*Problem to solve*.
The entire listing is to be repeated verbatim.

[BEGIN Supplied information]

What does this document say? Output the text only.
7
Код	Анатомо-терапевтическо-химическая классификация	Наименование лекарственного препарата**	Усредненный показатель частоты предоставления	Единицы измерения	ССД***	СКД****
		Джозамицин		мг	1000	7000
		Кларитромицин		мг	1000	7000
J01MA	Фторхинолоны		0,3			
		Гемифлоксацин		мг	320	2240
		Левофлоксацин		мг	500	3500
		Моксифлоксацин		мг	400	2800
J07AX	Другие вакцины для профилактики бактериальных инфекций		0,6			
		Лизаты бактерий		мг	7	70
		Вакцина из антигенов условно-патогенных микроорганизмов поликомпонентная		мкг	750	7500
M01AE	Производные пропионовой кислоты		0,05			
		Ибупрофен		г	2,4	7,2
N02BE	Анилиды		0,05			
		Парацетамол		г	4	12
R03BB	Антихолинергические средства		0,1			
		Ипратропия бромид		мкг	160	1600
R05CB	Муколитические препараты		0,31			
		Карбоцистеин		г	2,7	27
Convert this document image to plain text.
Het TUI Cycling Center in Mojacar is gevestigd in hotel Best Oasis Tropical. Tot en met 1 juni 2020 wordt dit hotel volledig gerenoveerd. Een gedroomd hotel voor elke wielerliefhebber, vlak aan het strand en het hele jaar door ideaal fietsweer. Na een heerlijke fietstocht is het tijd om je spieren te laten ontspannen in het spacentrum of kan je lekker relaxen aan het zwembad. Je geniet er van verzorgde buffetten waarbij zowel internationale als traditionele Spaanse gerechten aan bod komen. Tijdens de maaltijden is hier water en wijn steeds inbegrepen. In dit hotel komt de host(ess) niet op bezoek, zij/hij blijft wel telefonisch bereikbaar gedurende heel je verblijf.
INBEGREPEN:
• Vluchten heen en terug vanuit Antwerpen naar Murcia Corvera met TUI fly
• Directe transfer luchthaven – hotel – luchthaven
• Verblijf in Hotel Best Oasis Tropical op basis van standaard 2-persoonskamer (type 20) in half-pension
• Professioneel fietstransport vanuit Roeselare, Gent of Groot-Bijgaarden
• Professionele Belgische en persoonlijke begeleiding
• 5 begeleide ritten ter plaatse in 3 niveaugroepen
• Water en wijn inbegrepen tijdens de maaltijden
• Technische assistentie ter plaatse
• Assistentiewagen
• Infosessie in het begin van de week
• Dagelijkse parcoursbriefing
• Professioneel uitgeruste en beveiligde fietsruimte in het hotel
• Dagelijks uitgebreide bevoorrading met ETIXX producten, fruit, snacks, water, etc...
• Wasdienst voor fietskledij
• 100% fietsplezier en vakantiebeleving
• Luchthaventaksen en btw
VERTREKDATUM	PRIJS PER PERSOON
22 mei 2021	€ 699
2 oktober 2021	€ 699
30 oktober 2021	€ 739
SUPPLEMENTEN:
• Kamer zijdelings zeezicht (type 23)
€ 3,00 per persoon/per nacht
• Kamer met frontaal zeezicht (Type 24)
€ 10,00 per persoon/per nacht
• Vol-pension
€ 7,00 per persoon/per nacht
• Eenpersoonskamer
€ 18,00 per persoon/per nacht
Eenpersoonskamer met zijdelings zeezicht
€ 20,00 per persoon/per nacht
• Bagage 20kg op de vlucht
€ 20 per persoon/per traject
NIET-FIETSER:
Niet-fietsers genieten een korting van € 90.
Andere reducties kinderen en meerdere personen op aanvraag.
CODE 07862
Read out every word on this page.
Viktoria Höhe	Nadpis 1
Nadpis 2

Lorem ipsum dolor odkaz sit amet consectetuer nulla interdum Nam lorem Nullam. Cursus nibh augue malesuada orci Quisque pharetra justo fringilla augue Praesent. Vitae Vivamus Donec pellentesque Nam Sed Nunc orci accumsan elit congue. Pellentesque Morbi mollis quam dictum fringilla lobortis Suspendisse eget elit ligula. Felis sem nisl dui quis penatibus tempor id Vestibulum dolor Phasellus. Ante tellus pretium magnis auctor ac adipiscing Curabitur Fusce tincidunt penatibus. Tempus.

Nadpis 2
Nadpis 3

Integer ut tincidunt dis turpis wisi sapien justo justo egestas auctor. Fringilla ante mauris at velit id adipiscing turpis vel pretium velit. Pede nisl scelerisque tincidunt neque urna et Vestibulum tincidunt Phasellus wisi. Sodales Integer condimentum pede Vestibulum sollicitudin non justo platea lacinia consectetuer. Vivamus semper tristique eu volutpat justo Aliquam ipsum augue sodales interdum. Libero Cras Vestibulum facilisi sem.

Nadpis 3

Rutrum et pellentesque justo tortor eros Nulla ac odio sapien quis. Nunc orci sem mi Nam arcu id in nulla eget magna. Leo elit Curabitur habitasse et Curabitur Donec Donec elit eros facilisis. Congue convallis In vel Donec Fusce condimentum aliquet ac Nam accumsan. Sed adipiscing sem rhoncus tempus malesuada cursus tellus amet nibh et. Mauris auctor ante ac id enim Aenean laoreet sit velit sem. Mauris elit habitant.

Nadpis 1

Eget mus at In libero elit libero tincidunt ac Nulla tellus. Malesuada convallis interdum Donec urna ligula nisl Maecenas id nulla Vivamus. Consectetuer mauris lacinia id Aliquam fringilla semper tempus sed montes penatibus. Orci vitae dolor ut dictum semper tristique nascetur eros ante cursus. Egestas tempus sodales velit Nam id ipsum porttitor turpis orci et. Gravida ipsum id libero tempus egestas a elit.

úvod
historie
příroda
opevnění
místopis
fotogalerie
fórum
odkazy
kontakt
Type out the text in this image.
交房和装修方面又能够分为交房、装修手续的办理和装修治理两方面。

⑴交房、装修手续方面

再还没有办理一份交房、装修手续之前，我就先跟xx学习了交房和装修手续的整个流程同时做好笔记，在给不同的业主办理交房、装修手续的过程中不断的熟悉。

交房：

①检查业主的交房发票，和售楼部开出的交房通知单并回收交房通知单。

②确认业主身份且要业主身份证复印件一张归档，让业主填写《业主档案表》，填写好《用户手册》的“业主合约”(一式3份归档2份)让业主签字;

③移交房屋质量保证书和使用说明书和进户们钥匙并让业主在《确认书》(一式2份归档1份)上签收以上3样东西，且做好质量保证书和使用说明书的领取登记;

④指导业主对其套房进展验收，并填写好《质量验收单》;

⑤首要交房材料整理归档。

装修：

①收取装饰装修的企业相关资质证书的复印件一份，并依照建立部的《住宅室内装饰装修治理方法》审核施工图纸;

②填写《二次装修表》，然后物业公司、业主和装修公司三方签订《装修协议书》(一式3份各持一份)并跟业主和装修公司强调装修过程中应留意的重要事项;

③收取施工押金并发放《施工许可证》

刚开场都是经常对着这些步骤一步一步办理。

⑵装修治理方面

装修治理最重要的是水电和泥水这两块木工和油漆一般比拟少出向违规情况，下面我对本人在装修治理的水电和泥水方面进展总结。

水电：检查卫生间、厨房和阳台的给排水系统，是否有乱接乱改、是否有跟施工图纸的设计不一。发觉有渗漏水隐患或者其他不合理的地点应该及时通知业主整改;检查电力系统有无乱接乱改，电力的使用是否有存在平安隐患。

[END Supplied information]

*Answer for this exercise*.
What does this document say? Output the text only.
7
Код	Анатомо-терапевтическо-химическая классификация	Наименование лекарственного препарата**	Усредненный показатель частоты предоставления	Единицы измерения	ССД***	СКД****
		Джозамицин		мг	1000	7000
		Кларитромицин		мг	1000	7000
J01MA	Фторхинолоны		0,3			
		Гемифлоксацин		мг	320	2240
		Левофлоксацин		мг	500	3500
		Моксифлоксацин		мг	400	2800
J07AX	Другие вакцины для профилактики бактериальных инфекций		0,6			
		Лизаты бактерий		мг	7	70
		Вакцина из антигенов условно-патогенных микроорганизмов поликомпонентная		мкг	750	7500
M01AE	Производные пропионовой кислоты		0,05			
		Ибупрофен		г	2,4	7,2
N02BE	Анилиды		0,05			
		Парацетамол		г	4	12
R03BB	Антихолинергические средства		0,1			
		Ипратропия бромид		мкг	160	1600
R05CB	Муколитические препараты		0,31			
		Карбоцистеин		г	2,7	27
Convert this document image to plain text.
Het TUI Cycling Center in Mojacar is gevestigd in hotel Best Oasis Tropical. Tot en met 1 juni 2020 wordt dit hotel volledig gerenoveerd. Een gedroomd hotel voor elke wielerliefhebber, vlak aan het strand en het hele jaar door ideaal fietsweer. Na een heerlijke fietstocht is het tijd om je spieren te laten ontspannen in het spacentrum of kan je lekker relaxen aan het zwembad. Je geniet er van verzorgde buffetten waarbij zowel internationale als traditionele Spaanse gerechten aan bod komen. Tijdens de maaltijden is hier water en wijn steeds inbegrepen. In dit hotel komt de host(ess) niet op bezoek, zij/hij blijft wel telefonisch bereikbaar gedurende heel je verblijf.
INBEGREPEN:
• Vluchten heen en terug vanuit Antwerpen naar Murcia Corvera met TUI fly
• Directe transfer luchthaven – hotel – luchthaven
• Verblijf in Hotel Best Oasis Tropical op basis van standaard 2-persoonskamer (type 20) in half-pension
• Professioneel fietstransport vanuit Roeselare, Gent of Groot-Bijgaarden
• Professionele Belgische en persoonlijke begeleiding
• 5 begeleide ritten ter plaatse in 3 niveaugroepen
• Water en wijn inbegrepen tijdens de maaltijden
• Technische assistentie ter plaatse
• Assistentiewagen
• Infosessie in het begin van de week
• Dagelijkse parcoursbriefing
• Professioneel uitgeruste en beveiligde fietsruimte in het hotel
• Dagelijks uitgebreide bevoorrading met ETIXX producten, fruit, snacks, water, etc...
• Wasdienst voor fietskledij
• 100% fietsplezier en vakantiebeleving
• Luchthaventaksen en btw
VERTREKDATUM	PRIJS PER PERSOON
22 mei 2021	€ 699
2 oktober 2021	€ 699
30 oktober 2021	€ 739
SUPPLEMENTEN:
• Kamer zijdelings zeezicht (type 23)
€ 3,00 per persoon/per nacht
• Kamer met frontaal zeezicht (Type 24)
€ 10,00 per persoon/per nacht
• Vol-pension
€ 7,00 per persoon/per nacht
• Eenpersoonskamer
€ 18,00 per persoon/per nacht
Eenpersoonskamer met zijdelings zeezicht
€ 20,00 per persoon/per nacht
• Bagage 20kg op de vlucht
€ 20 per persoon/per traject
NIET-FIETSER:
Niet-fietsers genieten een korting van € 90.
Andere reducties kinderen en meerdere personen op aanvraag.
CODE 07862
Read out every word on this page.
Viktoria Höhe	Nadpis 1
Nadpis 2

Lorem ipsum dolor odkaz sit amet consectetuer nulla interdum Nam lorem Nullam. Cursus nibh augue malesuada orci Quisque pharetra justo fringilla augue Praesent. Vitae Vivamus Donec pellentesque Nam Sed Nunc orci accumsan elit congue. Pellentesque Morbi mollis quam dictum fringilla lobortis Suspendisse eget elit ligula. Felis sem nisl dui quis penatibus tempor id Vestibulum dolor Phasellus. Ante tellus pretium magnis auctor ac adipiscing Curabitur Fusce tincidunt penatibus. Tempus.

Nadpis 2
Nadpis 3

Integer ut tincidunt dis turpis wisi sapien justo justo egestas auctor. Fringilla ante mauris at velit id adipiscing turpis vel pretium velit. Pede nisl scelerisque tincidunt neque urna et Vestibulum tincidunt Phasellus wisi. Sodales Integer condimentum pede Vestibulum sollicitudin non justo platea lacinia consectetuer. Vivamus semper tristique eu volutpat justo Aliquam ipsum augue sodales interdum. Libero Cras Vestibulum facilisi sem.

Nadpis 3

Rutrum et pellentesque justo tortor eros Nulla ac odio sapien quis. Nunc orci sem mi Nam arcu id in nulla eget magna. Leo elit Curabitur habitasse et Curabitur Donec Donec elit eros facilisis. Congue convallis In vel Donec Fusce condimentum aliquet ac Nam accumsan. Sed adipiscing sem rhoncus tempus malesuada cursus tellus amet nibh et. Mauris auctor ante ac id enim Aenean laoreet sit velit sem. Mauris elit habitant.

Nadpis 1

Eget mus at In libero elit libero tincidunt ac Nulla tellus. Malesuada convallis interdum Donec urna ligula nisl Maecenas id nulla Vivamus. Consectetuer mauris lacinia id Aliquam fringilla semper tempus sed montes penatibus. Orci vitae dolor ut dictum semper tristique nascetur eros ante cursus. Egestas tempus sodales velit Nam id ipsum porttitor turpis orci et. Gravida ipsum id libero tempus egestas a elit.

úvod
historie
příroda
opevnění
místopis
fotogalerie
fórum
odkazy
kontakt
Type out the text in this image.
交房和装修方面又能够分为交房、装修手续的办理和装修治理两方面。

⑴交房、装修手续方面

再还没有办理一份交房、装修手续之前，我就先跟xx学习了交房和装修手续的整个流程同时做好笔记，在给不同的业主办理交房、装修手续的过程中不断的熟悉。

交房：

①检查业主的交房发票，和售楼部开出的交房通知单并回收交房通知单。

②确认业主身份且要业主身份证复印件一张归档，让业主填写《业主档案表》，填写好《用户手册》的“业主合约”(一式3份归档2份)让业主签字;

③移交房屋质量保证书和使用说明书和进户们钥匙并让业主在《确认书》(一式2份归档1份)上签收以上3样东西，且做好质量保证书和使用说明书的领取登记;

④指导业主对其套房进展验收，并填写好《质量验收单》;

⑤首要交房材料整理归档。

装修：

①收取装饰装修的企业相关资质证书的复印件一份，并依照建立部的《住宅室内装饰装修治理方法》审核施工图纸;

②填写《二次装修表》，然后物业公司、业主和装修公司三方签订《装修协议书》(一式3份各持一份)并跟业主和装修公司强调装修过程中应留意的重要事项;

③收取施工押金并发放《施工许可证》

刚开场都是经常对着这些步骤一步一步办理。

⑵装修治理方面

装修治理最重要的是水电和泥水这两块木工和油漆一般比拟少出向违规情况，下面我对本人在装修治理的水电和泥水方面进展总结。

水电：检查卫生间、厨房和阳台的给排水系统，是否有乱接乱改、是否有跟施工图纸的设计不一。发觉有渗漏水隐患或者其他不合理的地点应该及时通知业主整改;检查电力系统有无乱接乱改，电力的使用是否有存在平安隐患。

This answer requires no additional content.